**What is asked**
Rewrite each of the rows below, substituting "light-activated" for "optically triggered" and leaving everything else unchanged.

[Dataset entries]
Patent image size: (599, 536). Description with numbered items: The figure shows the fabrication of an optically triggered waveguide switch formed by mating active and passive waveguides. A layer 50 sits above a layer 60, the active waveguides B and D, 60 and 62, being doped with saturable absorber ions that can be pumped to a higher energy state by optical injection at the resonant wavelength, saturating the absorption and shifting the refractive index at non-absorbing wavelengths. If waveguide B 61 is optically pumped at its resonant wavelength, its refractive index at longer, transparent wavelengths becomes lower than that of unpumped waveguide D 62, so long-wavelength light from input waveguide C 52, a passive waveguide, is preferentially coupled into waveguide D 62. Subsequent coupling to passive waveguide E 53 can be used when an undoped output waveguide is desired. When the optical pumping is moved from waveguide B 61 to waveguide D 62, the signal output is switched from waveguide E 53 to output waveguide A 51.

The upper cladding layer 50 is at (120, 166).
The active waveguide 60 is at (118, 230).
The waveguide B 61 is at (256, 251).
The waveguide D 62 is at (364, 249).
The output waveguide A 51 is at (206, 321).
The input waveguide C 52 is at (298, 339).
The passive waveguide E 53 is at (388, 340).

**Final result**
Patent image size: (599, 536). Description with numbered items: The figure shows the fabrication of an light-activated waveguide switch formed by mating active and passive waveguides. A layer 50 sits above a layer 60, the active waveguides B and D, 60 and 62, being doped with saturable absorber ions that can be pumped to a higher energy state by optical injection at the resonant wavelength, saturating the absorption and shifting the refractive index at non-absorbing wavelengths. If waveguide B 61 is optically pumped at its resonant wavelength, its refractive index at longer, transparent wavelengths becomes lower than that of unpumped waveguide D 62, so long-wavelength light from input waveguide C 52, a passive waveguide, is preferentially coupled into waveguide D 62. Subsequent coupling to passive waveguide E 53 can be used when an undoped output waveguide is desired. When the optical pumping is moved from waveguide B 61 to waveguide D 62, the signal output is switched from waveguide E 53 to output waveguide A 51.

The upper cladding layer 50 is at (120, 166).
The active waveguide 60 is at (118, 230).
The waveguide B 61 is at (256, 251).
The waveguide D 62 is at (364, 249).
The output waveguide A 51 is at (206, 321).
The input waveguide C 52 is at (298, 339).
The passive waveguide E 53 is at (388, 340).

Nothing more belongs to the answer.